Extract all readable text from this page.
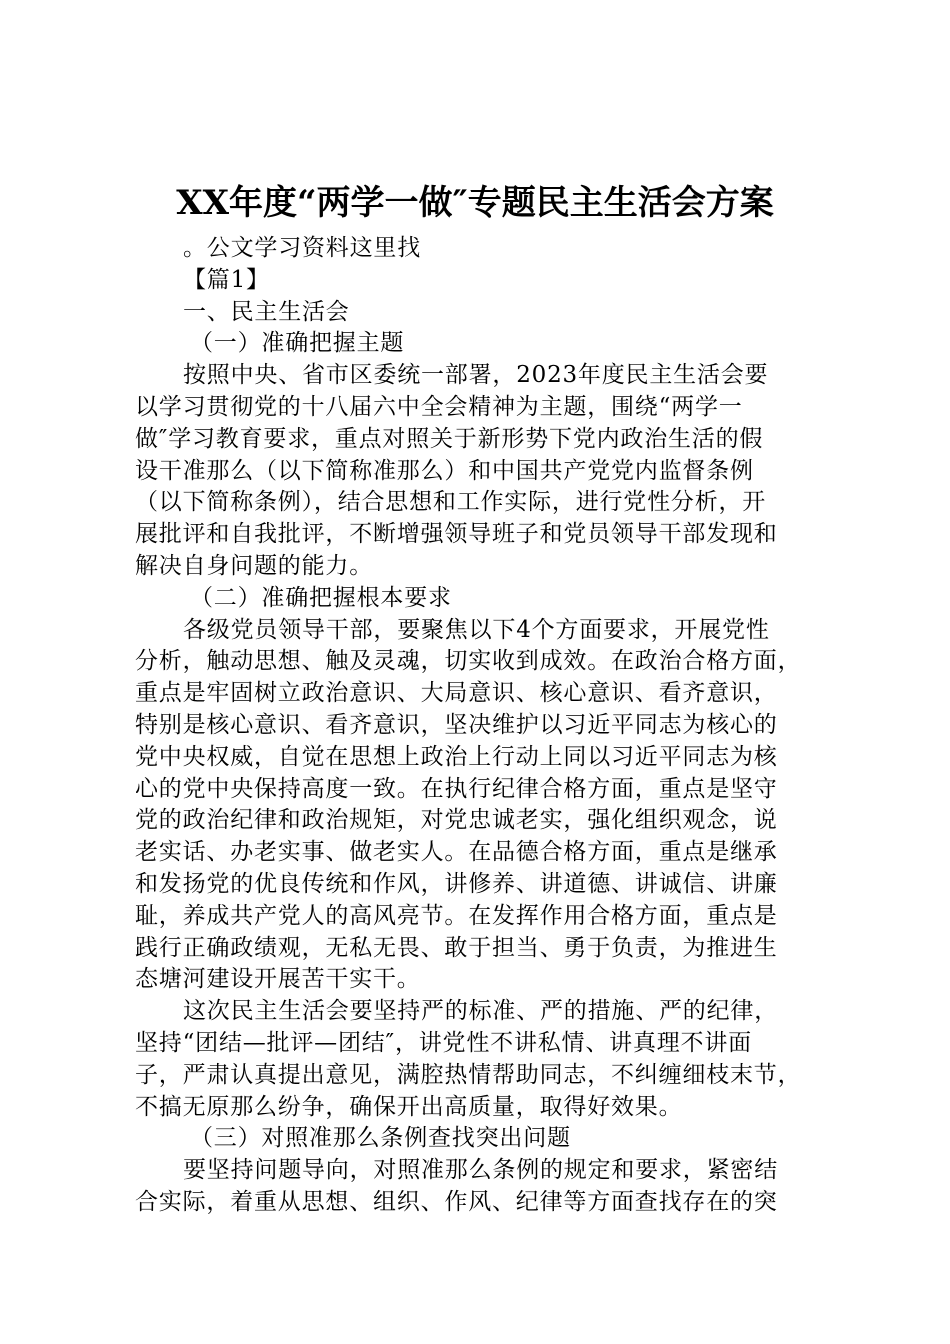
XX年度“两学一做″专题民主生活会方案
。公文学习资料这里找
【篇1】
一、民主生活会
（一）准确把握主题
按照中央、省市区委统一部署，2023年度民主生活会要
以学习贯彻党的十八届六中全会精神为主题，围绕“两学一
做″学习教育要求，重点对照关于新形势下党内政治生活的假
设干准那么（以下简称准那么）和中国共产党党内监督条例
（以下简称条例），结合思想和工作实际，进行党性分析，开
展批评和自我批评，不断增强领导班子和党员领导干部发现和
解决自身问题的能力。
（二）准确把握根本要求
各级党员领导干部，要聚焦以下4个方面要求，开展党性
分析，触动思想、触及灵魂，切实收到成效。在政治合格方面，
重点是牢固树立政治意识、大局意识、核心意识、看齐意识，
特别是核心意识、看齐意识，坚决维护以习近平同志为核心的
党中央权威，自觉在思想上政治上行动上同以习近平同志为核
心的党中央保持高度一致。在执行纪律合格方面，重点是坚守
党的政治纪律和政治规矩，对党忠诚老实，强化组织观念，说
老实话、办老实事、做老实人。在品德合格方面，重点是继承
和发扬党的优良传统和作风，讲修养、讲道德、讲诚信、讲廉
耻，养成共产党人的高风亮节。在发挥作用合格方面，重点是
践行正确政绩观，无私无畏、敢于担当、勇于负责，为推进生
态塘河建设开展苦干实干。
这次民主生活会要坚持严的标准、严的措施、严的纪律，
坚持“团结—批评—团结″，讲党性不讲私情、讲真理不讲面
子，严肃认真提出意见，满腔热情帮助同志，不纠缠细枝末节，
不搞无原那么纷争，确保开出高质量，取得好效果。
（三）对照准那么条例查找突出问题
要坚持问题导向，对照准那么条例的规定和要求，紧密结
合实际，着重从思想、组织、作风、纪律等方面查找存在的突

STATED TASK »
Every entry above is to be set down exactly; the pictures are to be left out.

WRITTEN REPLY »
Extract all readable text from this page.
XX年度“两学一做″专题民主生活会方案
。公文学习资料这里找
【篇1】
一、民主生活会
（一）准确把握主题
按照中央、省市区委统一部署，2023年度民主生活会要
以学习贯彻党的十八届六中全会精神为主题，围绕“两学一
做″学习教育要求，重点对照关于新形势下党内政治生活的假
设干准那么（以下简称准那么）和中国共产党党内监督条例
（以下简称条例），结合思想和工作实际，进行党性分析，开
展批评和自我批评，不断增强领导班子和党员领导干部发现和
解决自身问题的能力。
（二）准确把握根本要求
各级党员领导干部，要聚焦以下4个方面要求，开展党性
分析，触动思想、触及灵魂，切实收到成效。在政治合格方面，
重点是牢固树立政治意识、大局意识、核心意识、看齐意识，
特别是核心意识、看齐意识，坚决维护以习近平同志为核心的
党中央权威，自觉在思想上政治上行动上同以习近平同志为核
心的党中央保持高度一致。在执行纪律合格方面，重点是坚守
党的政治纪律和政治规矩，对党忠诚老实，强化组织观念，说
老实话、办老实事、做老实人。在品德合格方面，重点是继承
和发扬党的优良传统和作风，讲修养、讲道德、讲诚信、讲廉
耻，养成共产党人的高风亮节。在发挥作用合格方面，重点是
践行正确政绩观，无私无畏、敢于担当、勇于负责，为推进生
态塘河建设开展苦干实干。
这次民主生活会要坚持严的标准、严的措施、严的纪律，
坚持“团结—批评—团结″，讲党性不讲私情、讲真理不讲面
子，严肃认真提出意见，满腔热情帮助同志，不纠缠细枝末节，
不搞无原那么纷争，确保开出高质量，取得好效果。
（三）对照准那么条例查找突出问题
要坚持问题导向，对照准那么条例的规定和要求，紧密结
合实际，着重从思想、组织、作风、纪律等方面查找存在的突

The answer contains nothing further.